__読解用抜粋__:
^^^^^^^^^^^^^^^^
日経VIは25.38、VIXは28.11と、米国市場のボラティリティーのほうが高い状態となりました。NYDowに対する日経平均の弱さは、前日より改善されました。ただ、投資家の不安心理は依然として高い状態です。
[ファンダメンタルの現状認識]
イールドスプレッドは、日本-7.3、米国-3.0と日本が4.3ポイント割安ですが、OECDの2023年予想GDP伸び率の日米差(日本が+1.8、米国が+4.9)は3.1ポイント日本が下回っています。これらを勘案すると、ファンダメンタルでは、中長期的に日本市場は米国市場より1.19ポイント(日経平均換算で5120円)割安となっています。
市場は現在、「新型コロナウイルスの感染拡大」「中国景気が世界経済や金・穀物・原油価格に与える影響」「米中貿易摩擦」「バイデン政権の経済対策が金融市場全体に与える影響」「日本経済のデフレ脱却の成否」「米国の景気・雇用状況・住宅市況」「中東やウクライナ情勢をめぐる地政学リスク」「為替の動向」といった事柄を材料視しているようです。
米国の10~12月期のGDP速報値は前期比年率6.9%増で、市場予想を上回りました。また、10~12月期の米企業の決算は、今のところ好調な企業が目立ちます。
経済指標を見てみます。
1月の鉱工業生産指数、1月の小売売上高、1月の消費者物価指数、1月のISM非製造業景況指数、1月のISM製造業景況指数、1月のシカゴ購買部協会景気指数、1月のコンファレンスボード消費者信頼感指数は市場予想を上回りました。一方、2月のフィラデルフィア連銀製造業景況指数、2月のニューヨーク連銀製造業景況指数、2月のミシガン大学消費者信頼感指数速報値、12月の製造業受注、12月の耐久財受注は市場予想を下回りました。経済指標は7勝5負で、景気面では強気材料ですが、利上げ時期が早まるという面で弱気気材料です。
米国の1月の雇用統計によれば、非農業部門の就業者数は前月比46.7万人増で、市場予想の12.5万人増を大きく上回りました。一方、失業率は4.0%で、先月の3.9%から悪化しました。雇用は、景気面では強気材料ですが、利上げ時期が早まるという面で弱気気材料です。
米国の住宅関連の指標を見てみます。
12月の新築住宅販売件数は予想を上回りました。また、12月の中古住宅販売仮契約指数は市場予想と一致しました。一方、1月の住宅着工件数、2月の住宅市場指数、12月の中古住宅販売件数は市場予想を下回りました。また、11月のS&Pケース・シラー住宅価格指数は前年同月比+18.3%で、市場予想を上回りました。住宅関連の指標は3勝3負で、景気・金利の両面で中立材料です。
新型コロナウイルスの感染拡大による景気後退の影響で先進国の財政赤字はますます増加しており、これが根本的に解決されるにはかなり時間がかかりそうです。長期金利は上昇傾向に変化しており、相場はこの動きに敏感になっているので注意が必要です。
^^^^^^^^^^^^^^^^
保存済みデータ項目:
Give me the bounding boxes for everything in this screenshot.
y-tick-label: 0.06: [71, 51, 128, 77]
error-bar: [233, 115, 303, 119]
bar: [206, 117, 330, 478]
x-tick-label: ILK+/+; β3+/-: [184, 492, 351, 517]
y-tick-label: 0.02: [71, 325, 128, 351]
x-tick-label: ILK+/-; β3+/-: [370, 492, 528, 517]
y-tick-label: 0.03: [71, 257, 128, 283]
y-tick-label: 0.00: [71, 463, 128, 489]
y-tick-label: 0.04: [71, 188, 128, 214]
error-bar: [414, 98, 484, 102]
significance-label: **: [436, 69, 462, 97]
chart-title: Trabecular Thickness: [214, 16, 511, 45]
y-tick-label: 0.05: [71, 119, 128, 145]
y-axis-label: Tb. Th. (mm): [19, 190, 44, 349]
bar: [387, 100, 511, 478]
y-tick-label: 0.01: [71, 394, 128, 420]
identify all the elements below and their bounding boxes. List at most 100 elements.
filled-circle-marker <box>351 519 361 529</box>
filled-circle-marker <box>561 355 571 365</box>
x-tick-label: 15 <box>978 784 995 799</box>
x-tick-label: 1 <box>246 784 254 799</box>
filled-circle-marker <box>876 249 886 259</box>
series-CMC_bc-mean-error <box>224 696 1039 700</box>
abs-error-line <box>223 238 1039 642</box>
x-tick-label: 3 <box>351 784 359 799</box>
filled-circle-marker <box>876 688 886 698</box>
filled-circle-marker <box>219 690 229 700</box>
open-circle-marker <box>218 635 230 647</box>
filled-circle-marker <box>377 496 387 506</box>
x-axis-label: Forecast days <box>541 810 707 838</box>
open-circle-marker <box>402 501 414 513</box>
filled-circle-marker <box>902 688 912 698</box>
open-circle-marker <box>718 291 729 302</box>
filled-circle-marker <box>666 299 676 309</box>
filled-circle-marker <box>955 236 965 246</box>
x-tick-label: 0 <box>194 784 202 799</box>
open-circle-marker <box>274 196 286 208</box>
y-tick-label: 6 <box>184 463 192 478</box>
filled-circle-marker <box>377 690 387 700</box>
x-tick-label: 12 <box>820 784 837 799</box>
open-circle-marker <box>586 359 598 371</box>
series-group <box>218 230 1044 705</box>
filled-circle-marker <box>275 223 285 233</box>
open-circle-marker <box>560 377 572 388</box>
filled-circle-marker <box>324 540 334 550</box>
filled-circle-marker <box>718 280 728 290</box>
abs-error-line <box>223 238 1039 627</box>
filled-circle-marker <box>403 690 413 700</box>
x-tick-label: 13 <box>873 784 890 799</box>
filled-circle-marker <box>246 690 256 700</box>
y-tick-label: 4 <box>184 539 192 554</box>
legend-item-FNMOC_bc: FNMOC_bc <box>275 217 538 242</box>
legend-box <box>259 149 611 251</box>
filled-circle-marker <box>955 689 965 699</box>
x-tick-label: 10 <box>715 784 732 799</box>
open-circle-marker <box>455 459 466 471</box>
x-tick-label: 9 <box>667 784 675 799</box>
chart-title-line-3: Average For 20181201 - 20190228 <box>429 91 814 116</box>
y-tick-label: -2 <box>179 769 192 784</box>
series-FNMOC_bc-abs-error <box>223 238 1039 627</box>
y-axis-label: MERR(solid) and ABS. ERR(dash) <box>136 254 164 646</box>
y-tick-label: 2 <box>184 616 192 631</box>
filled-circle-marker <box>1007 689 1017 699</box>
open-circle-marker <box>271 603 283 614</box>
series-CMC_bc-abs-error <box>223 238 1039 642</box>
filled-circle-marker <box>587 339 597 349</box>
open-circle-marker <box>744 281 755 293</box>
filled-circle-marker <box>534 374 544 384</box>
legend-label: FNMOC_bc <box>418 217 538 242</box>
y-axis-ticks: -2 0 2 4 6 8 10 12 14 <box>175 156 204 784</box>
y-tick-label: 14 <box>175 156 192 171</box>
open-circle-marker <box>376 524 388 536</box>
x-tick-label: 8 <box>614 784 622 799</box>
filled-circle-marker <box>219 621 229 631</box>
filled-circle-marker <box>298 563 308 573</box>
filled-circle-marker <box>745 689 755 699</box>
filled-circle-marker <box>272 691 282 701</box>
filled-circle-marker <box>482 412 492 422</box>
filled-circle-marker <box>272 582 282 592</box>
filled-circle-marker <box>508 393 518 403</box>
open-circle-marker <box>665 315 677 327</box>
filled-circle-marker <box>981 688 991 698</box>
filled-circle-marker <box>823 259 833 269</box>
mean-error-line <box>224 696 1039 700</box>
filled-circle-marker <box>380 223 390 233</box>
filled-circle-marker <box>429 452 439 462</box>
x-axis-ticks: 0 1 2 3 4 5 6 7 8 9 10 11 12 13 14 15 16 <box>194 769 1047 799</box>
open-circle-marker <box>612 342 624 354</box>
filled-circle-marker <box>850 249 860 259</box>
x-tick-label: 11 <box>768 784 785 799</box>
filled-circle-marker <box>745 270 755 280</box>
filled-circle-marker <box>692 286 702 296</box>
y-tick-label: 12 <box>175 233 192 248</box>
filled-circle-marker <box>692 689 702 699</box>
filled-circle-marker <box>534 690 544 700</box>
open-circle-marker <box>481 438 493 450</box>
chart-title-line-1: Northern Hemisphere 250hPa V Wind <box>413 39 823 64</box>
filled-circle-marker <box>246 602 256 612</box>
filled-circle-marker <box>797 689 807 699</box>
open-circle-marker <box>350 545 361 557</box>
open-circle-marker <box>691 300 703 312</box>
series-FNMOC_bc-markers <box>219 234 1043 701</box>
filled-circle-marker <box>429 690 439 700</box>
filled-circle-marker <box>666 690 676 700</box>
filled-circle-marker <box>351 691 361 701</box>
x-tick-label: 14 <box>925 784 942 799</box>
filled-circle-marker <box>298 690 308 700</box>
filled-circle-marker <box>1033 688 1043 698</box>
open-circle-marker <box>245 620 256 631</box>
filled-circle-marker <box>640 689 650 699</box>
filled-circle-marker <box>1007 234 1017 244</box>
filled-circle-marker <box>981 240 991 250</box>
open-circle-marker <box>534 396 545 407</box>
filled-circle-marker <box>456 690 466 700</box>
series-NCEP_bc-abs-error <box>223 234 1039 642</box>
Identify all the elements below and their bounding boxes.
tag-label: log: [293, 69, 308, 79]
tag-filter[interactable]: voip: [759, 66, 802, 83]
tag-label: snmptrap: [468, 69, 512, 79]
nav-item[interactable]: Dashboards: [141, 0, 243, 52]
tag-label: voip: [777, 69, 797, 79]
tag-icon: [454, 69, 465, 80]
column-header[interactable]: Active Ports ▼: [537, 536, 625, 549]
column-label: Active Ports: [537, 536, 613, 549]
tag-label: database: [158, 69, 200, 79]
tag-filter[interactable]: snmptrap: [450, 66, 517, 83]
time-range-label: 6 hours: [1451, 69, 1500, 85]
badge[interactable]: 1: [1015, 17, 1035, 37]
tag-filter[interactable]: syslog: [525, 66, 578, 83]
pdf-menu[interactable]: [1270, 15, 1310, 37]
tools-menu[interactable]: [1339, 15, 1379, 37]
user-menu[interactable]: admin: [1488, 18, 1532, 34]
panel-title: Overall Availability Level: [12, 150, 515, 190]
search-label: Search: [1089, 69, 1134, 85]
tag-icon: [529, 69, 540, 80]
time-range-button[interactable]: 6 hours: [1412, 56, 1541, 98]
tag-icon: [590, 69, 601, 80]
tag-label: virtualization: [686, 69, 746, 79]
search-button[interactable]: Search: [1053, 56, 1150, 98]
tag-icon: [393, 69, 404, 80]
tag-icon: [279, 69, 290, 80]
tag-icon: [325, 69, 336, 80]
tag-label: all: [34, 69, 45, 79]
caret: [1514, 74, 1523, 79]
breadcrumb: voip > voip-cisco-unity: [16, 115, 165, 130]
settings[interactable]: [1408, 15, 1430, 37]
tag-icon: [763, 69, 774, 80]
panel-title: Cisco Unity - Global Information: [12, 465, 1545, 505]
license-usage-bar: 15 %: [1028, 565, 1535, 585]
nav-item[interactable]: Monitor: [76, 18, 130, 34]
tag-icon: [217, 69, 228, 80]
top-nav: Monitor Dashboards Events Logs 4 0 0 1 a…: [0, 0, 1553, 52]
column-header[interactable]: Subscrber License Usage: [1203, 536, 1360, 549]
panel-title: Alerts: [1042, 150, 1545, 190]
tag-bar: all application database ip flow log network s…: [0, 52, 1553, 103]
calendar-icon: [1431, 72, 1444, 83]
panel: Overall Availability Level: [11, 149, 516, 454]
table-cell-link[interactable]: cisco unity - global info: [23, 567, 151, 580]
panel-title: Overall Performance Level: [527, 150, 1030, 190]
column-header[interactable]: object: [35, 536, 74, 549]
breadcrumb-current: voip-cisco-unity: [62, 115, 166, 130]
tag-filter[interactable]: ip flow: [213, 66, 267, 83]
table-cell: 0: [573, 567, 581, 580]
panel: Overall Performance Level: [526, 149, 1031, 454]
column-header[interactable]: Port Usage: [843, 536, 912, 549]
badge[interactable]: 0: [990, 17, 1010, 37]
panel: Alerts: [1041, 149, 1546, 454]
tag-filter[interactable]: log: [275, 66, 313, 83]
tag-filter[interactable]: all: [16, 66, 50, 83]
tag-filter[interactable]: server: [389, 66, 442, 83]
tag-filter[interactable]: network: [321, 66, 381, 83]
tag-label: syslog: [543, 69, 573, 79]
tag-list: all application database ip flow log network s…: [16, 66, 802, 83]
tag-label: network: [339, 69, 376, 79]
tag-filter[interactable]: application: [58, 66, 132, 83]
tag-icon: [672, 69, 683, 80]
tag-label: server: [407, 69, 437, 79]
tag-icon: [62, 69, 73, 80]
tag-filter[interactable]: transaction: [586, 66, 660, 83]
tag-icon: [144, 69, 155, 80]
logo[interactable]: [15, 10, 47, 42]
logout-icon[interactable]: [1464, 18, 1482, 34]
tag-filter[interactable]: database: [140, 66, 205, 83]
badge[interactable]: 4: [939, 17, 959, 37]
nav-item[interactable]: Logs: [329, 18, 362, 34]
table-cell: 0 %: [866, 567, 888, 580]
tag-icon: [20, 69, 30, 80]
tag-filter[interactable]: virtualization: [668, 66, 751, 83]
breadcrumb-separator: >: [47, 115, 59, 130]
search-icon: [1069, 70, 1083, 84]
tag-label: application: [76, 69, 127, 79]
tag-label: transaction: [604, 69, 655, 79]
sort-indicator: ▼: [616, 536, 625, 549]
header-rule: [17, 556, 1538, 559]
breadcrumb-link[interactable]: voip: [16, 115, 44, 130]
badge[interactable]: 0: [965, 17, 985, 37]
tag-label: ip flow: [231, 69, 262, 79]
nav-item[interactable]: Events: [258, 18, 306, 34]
^^^^^^^^^^^^^^^^
__作成内容__: 市場動向に関する抜粋のうち、「[ファンダメンタルの現状認識]」を含む語句で始まり「柄を材料視しているようです。」で終わる部分を、一字一句違えずに再現してください。 記録は抜粋とは別個の資料です。

__演習の出力__:
[ファンダメンタルの現状認識]
イールドスプレッドは、日本-7.3、米国-3.0と日本が4.3ポイント割安ですが、OECDの2023年予想GDP伸び率の日米差(日本が+1.8、米国が+4.9)は3.1ポイント日本が下回っています。これらを勘案すると、ファンダメンタルでは、中長期的に日本市場は米国市場より1.19ポイント(日経平均換算で5120円)割安となっています。
市場は現在、「新型コロナウイルスの感染拡大」「中国景気が世界経済や金・穀物・原油価格に与える影響」「米中貿易摩擦」「バイデン政権の経済対策が金融市場全体に与える影響」「日本経済のデフレ脱却の成否」「米国の景気・雇用状況・住宅市況」「中東やウクライナ情勢をめぐる地政学リスク」「為替の動向」といった事柄を材料視しているようです。